▶ DATASET ROWS

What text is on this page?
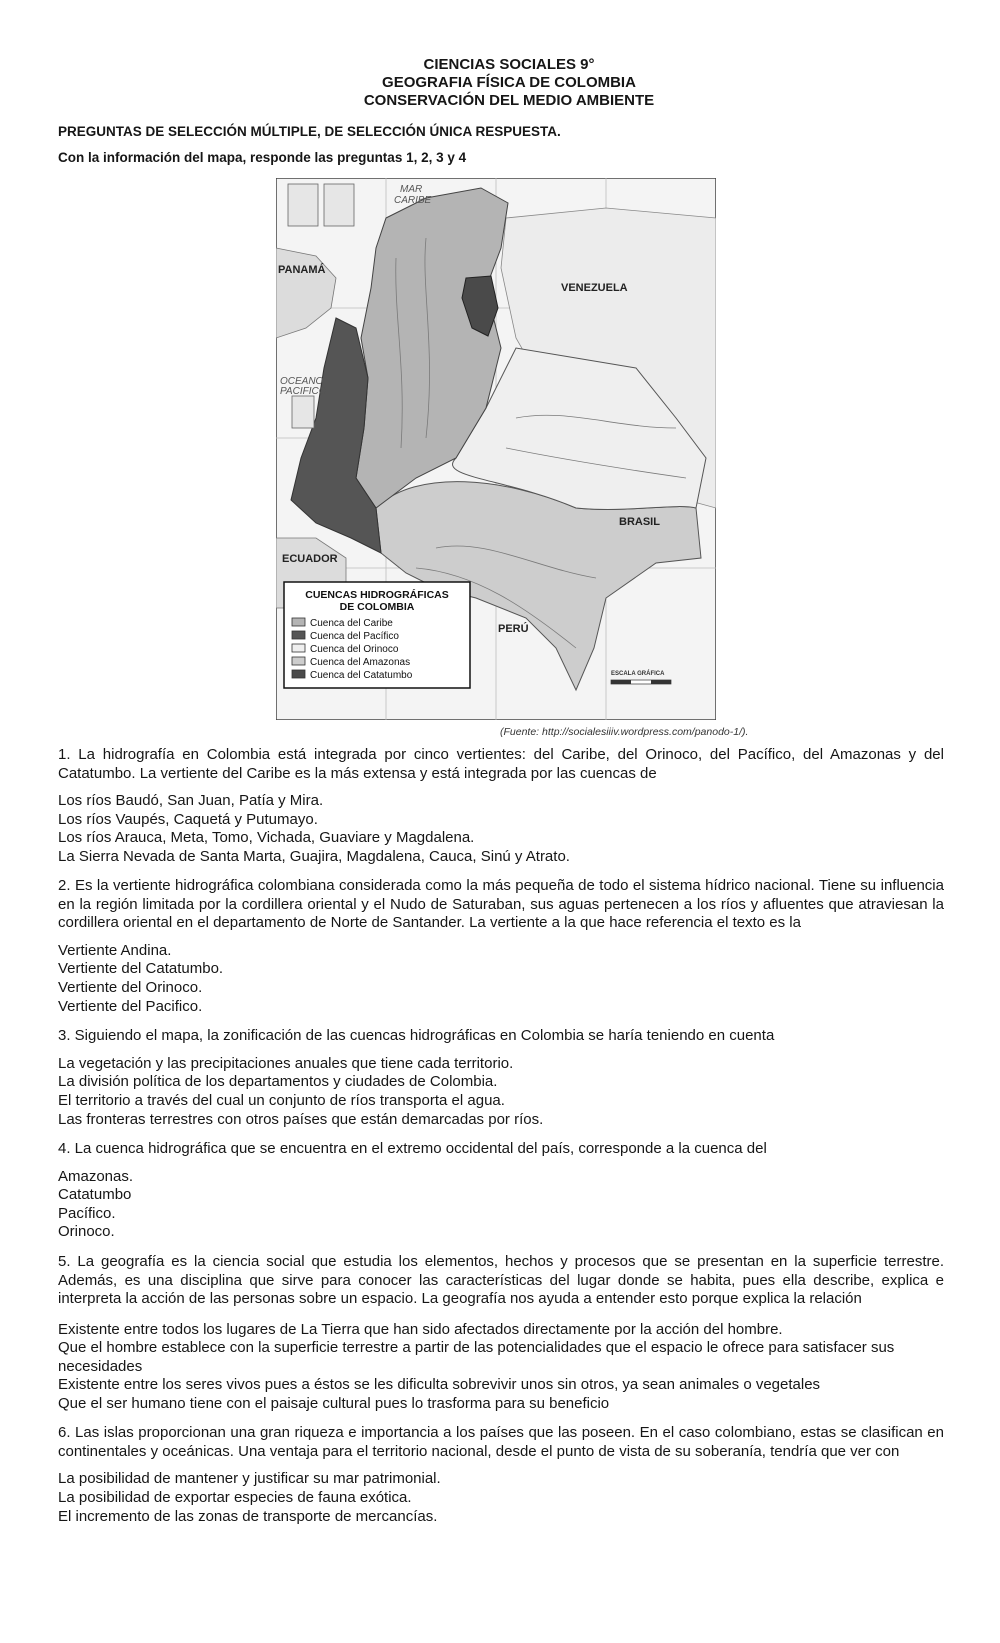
CIENCIAS SOCIALES 9°
GEOGRAFIA FÍSICA DE COLOMBIA
CONSERVACIÓN DEL MEDIO AMBIENTE
PREGUNTAS DE SELECCIÓN MÚLTIPLE, DE SELECCIÓN ÚNICA RESPUESTA.
Con la información del mapa, responde las preguntas 1, 2, 3 y 4
PANAMÁ
VENEZUELA
BRASIL
ECUADOR
PERÚ
MAR
CARIBE
OCEANO
PACIFICO
CUENCAS HIDROGRÁFICAS
DE COLOMBIA
Cuenca del Caribe
Cuenca del Pacífico
Cuenca del Orinoco
Cuenca del Amazonas
Cuenca del Catatumbo	ESCALA GRÁFICA
(Fuente: http://socialesiiiv.wordpress.com/panodo-1/).

1. La hidrografía en Colombia está integrada por cinco vertientes: del Caribe, del Orinoco, del Pacífico, del Amazonas y del Catatumbo. La vertiente del Caribe es la más extensa y está integrada por las cuencas de

Los ríos Baudó, San Juan, Patía y Mira.
Los ríos Vaupés, Caquetá y Putumayo.
Los ríos Arauca, Meta, Tomo, Vichada, Guaviare y Magdalena.
La Sierra Nevada de Santa Marta, Guajira, Magdalena, Cauca, Sinú y Atrato.

2. Es la vertiente hidrográfica colombiana considerada como la más pequeña de todo el sistema hídrico nacional. Tiene su influencia en la región limitada por la cordillera oriental y el Nudo de Saturaban, sus aguas pertenecen a los ríos y afluentes que atraviesan la cordillera oriental en el departamento de Norte de Santander. La vertiente a la que hace referencia el texto es la

Vertiente Andina.
Vertiente del Catatumbo.
Vertiente del Orinoco.
Vertiente del Pacifico.

3. Siguiendo el mapa, la zonificación de las cuencas hidrográficas en Colombia se haría teniendo en cuenta

La vegetación y las precipitaciones anuales que tiene cada territorio.
La división política de los departamentos y ciudades de Colombia.
El territorio a través del cual un conjunto de ríos transporta el agua.
Las fronteras terrestres con otros países que están demarcadas por ríos.

4. La cuenca hidrográfica que se encuentra en el extremo occidental del país, corresponde a la cuenca del

Amazonas.
Catatumbo
Pacífico.
Orinoco.

5. La geografía es la ciencia social que estudia los elementos, hechos y procesos que se presentan en la superficie terrestre. Además, es una disciplina que sirve para conocer las características del lugar donde se habita, pues ella describe, explica e interpreta la acción de las personas sobre un espacio. La geografía nos ayuda a entender esto porque explica la relación

Existente entre todos los lugares de La Tierra que han sido afectados directamente por la acción del hombre.
Que el hombre establece con la superficie terrestre a partir de las potencialidades que el espacio le ofrece para satisfacer sus necesidades
Existente entre los seres vivos pues a éstos se les dificulta sobrevivir unos sin otros, ya sean animales o vegetales
Que el ser humano tiene con el paisaje cultural pues lo trasforma para su beneficio

6. Las islas proporcionan una gran riqueza e importancia a los países que las poseen. En el caso colombiano, estas se clasifican en continentales y oceánicas. Una ventaja para el territorio nacional, desde el punto de vista de su soberanía, tendría que ver con

La posibilidad de mantener y justificar su mar patrimonial.
La posibilidad de exportar especies de fauna exótica.
El incremento de las zonas de transporte de mercancías.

▶ TASK DETAILS
Repeat the listing verbatim. Skip the pictures.

▶ ANSWER BELOW
What text is on this page?
CIENCIAS SOCIALES 9°
GEOGRAFIA FÍSICA DE COLOMBIA
CONSERVACIÓN DEL MEDIO AMBIENTE
PREGUNTAS DE SELECCIÓN MÚLTIPLE, DE SELECCIÓN ÚNICA RESPUESTA.
Con la información del mapa, responde las preguntas 1, 2, 3 y 4
PANAMÁ
VENEZUELA
BRASIL
ECUADOR
PERÚ
MAR
CARIBE
OCEANO
PACIFICO
CUENCAS HIDROGRÁFICAS
DE COLOMBIA
Cuenca del Caribe
Cuenca del Pacífico
Cuenca del Orinoco
Cuenca del Amazonas
Cuenca del Catatumbo	ESCALA GRÁFICA
(Fuente: http://socialesiiiv.wordpress.com/panodo-1/).

1. La hidrografía en Colombia está integrada por cinco vertientes: del Caribe, del Orinoco, del Pacífico, del Amazonas y del Catatumbo. La vertiente del Caribe es la más extensa y está integrada por las cuencas de

Los ríos Baudó, San Juan, Patía y Mira.
Los ríos Vaupés, Caquetá y Putumayo.
Los ríos Arauca, Meta, Tomo, Vichada, Guaviare y Magdalena.
La Sierra Nevada de Santa Marta, Guajira, Magdalena, Cauca, Sinú y Atrato.

2. Es la vertiente hidrográfica colombiana considerada como la más pequeña de todo el sistema hídrico nacional. Tiene su influencia en la región limitada por la cordillera oriental y el Nudo de Saturaban, sus aguas pertenecen a los ríos y afluentes que atraviesan la cordillera oriental en el departamento de Norte de Santander. La vertiente a la que hace referencia el texto es la

Vertiente Andina.
Vertiente del Catatumbo.
Vertiente del Orinoco.
Vertiente del Pacifico.

3. Siguiendo el mapa, la zonificación de las cuencas hidrográficas en Colombia se haría teniendo en cuenta

La vegetación y las precipitaciones anuales que tiene cada territorio.
La división política de los departamentos y ciudades de Colombia.
El territorio a través del cual un conjunto de ríos transporta el agua.
Las fronteras terrestres con otros países que están demarcadas por ríos.

4. La cuenca hidrográfica que se encuentra en el extremo occidental del país, corresponde a la cuenca del

Amazonas.
Catatumbo
Pacífico.
Orinoco.

5. La geografía es la ciencia social que estudia los elementos, hechos y procesos que se presentan en la superficie terrestre. Además, es una disciplina que sirve para conocer las características del lugar donde se habita, pues ella describe, explica e interpreta la acción de las personas sobre un espacio. La geografía nos ayuda a entender esto porque explica la relación

Existente entre todos los lugares de La Tierra que han sido afectados directamente por la acción del hombre.
Que el hombre establece con la superficie terrestre a partir de las potencialidades que el espacio le ofrece para satisfacer sus necesidades
Existente entre los seres vivos pues a éstos se les dificulta sobrevivir unos sin otros, ya sean animales o vegetales
Que el ser humano tiene con el paisaje cultural pues lo trasforma para su beneficio

6. Las islas proporcionan una gran riqueza e importancia a los países que las poseen. En el caso colombiano, estas se clasifican en continentales y oceánicas. Una ventaja para el territorio nacional, desde el punto de vista de su soberanía, tendría que ver con

La posibilidad de mantener y justificar su mar patrimonial.
La posibilidad de exportar especies de fauna exótica.
El incremento de las zonas de transporte de mercancías.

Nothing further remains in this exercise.